SET PROBLEM —
Can you copy out the data exactly? Leave the images out.

Stored records:
┄┄┄┄┄┄

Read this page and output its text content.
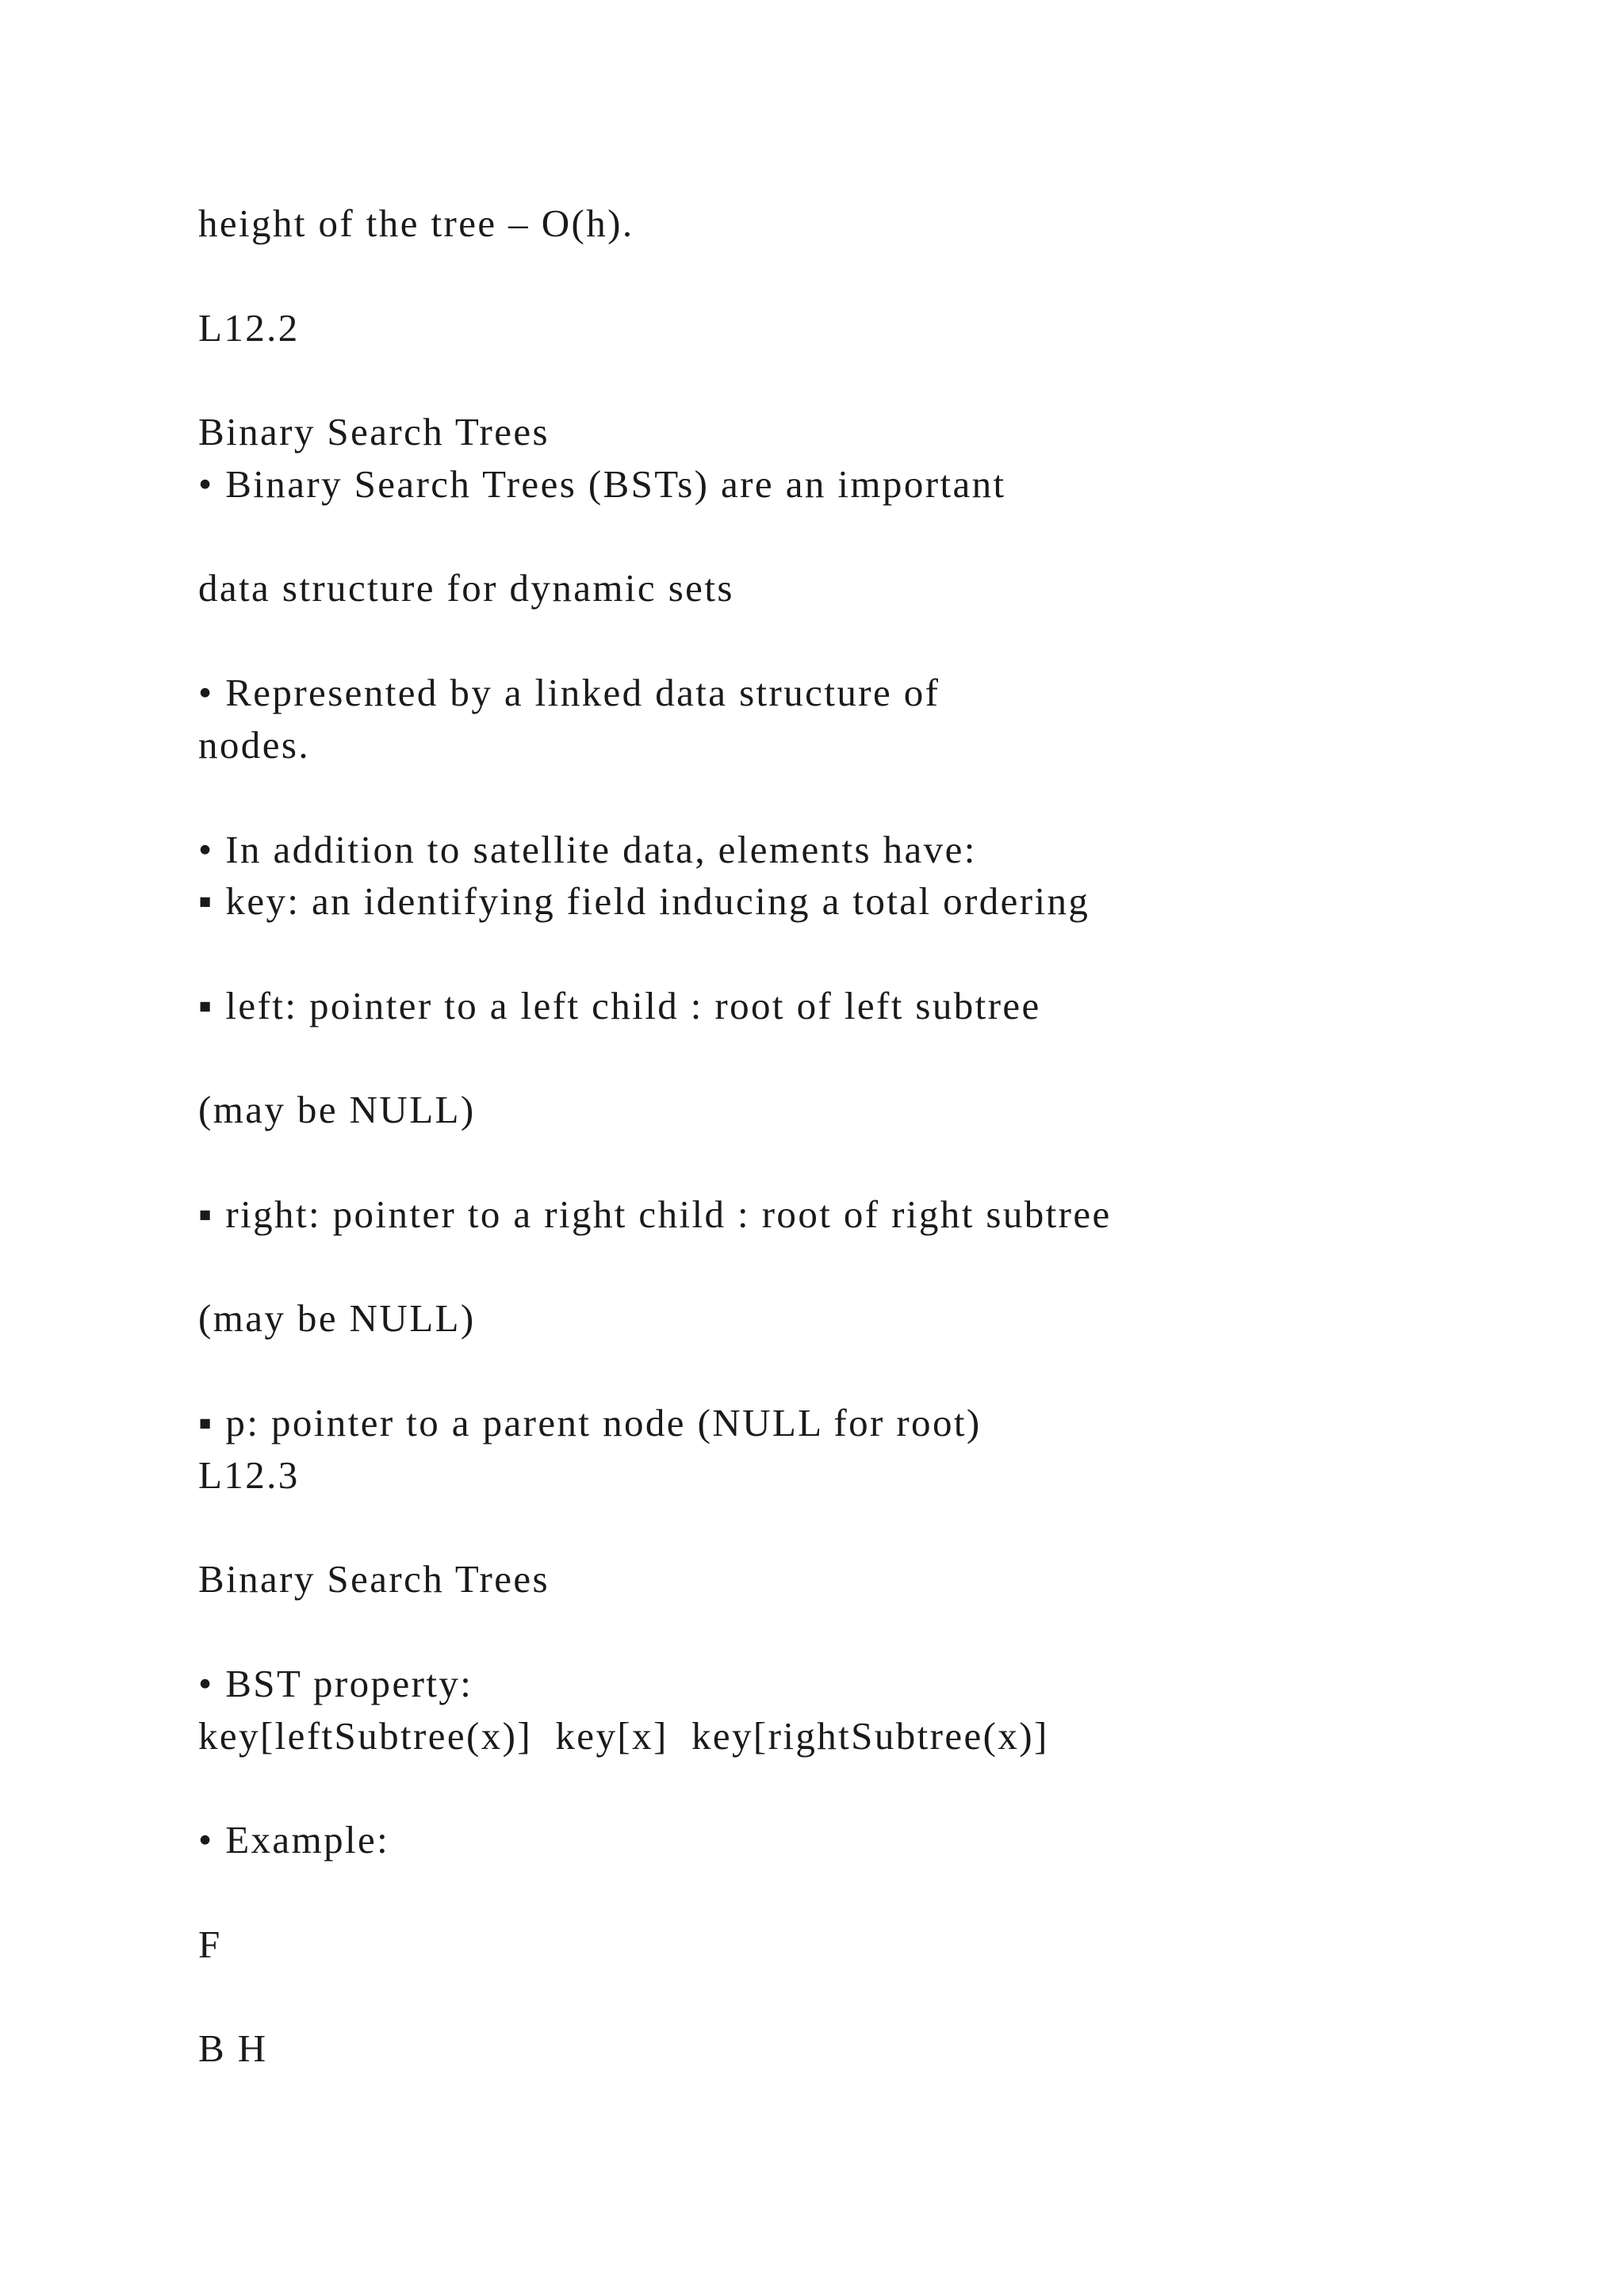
height of the tree – O(h).

L12.2

Binary Search Trees

• Binary Search Trees (BSTs) are an important

data structure for dynamic sets

• Represented by a linked data structure of

nodes.

• In addition to satellite data, elements have:

▪ key: an identifying field inducing a total ordering

▪ left: pointer to a left child : root of left subtree

(may be NULL)

▪ right: pointer to a right child : root of right subtree

(may be NULL)

▪ p: pointer to a parent node (NULL for root)

L12.3

Binary Search Trees

• BST property:

key[leftSubtree(x)]  key[x]  key[rightSubtree(x)]

• Example:

F

B H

┄┄┄┄┄┄

TASK RESULT —
Read this page and output its text content.
height of the tree – O(h).

L12.2

Binary Search Trees

• Binary Search Trees (BSTs) are an important

data structure for dynamic sets

• Represented by a linked data structure of

nodes.

• In addition to satellite data, elements have:

▪ key: an identifying field inducing a total ordering

▪ left: pointer to a left child : root of left subtree

(may be NULL)

▪ right: pointer to a right child : root of right subtree

(may be NULL)

▪ p: pointer to a parent node (NULL for root)

L12.3

Binary Search Trees

• BST property:

key[leftSubtree(x)]  key[x]  key[rightSubtree(x)]

• Example:

F

B H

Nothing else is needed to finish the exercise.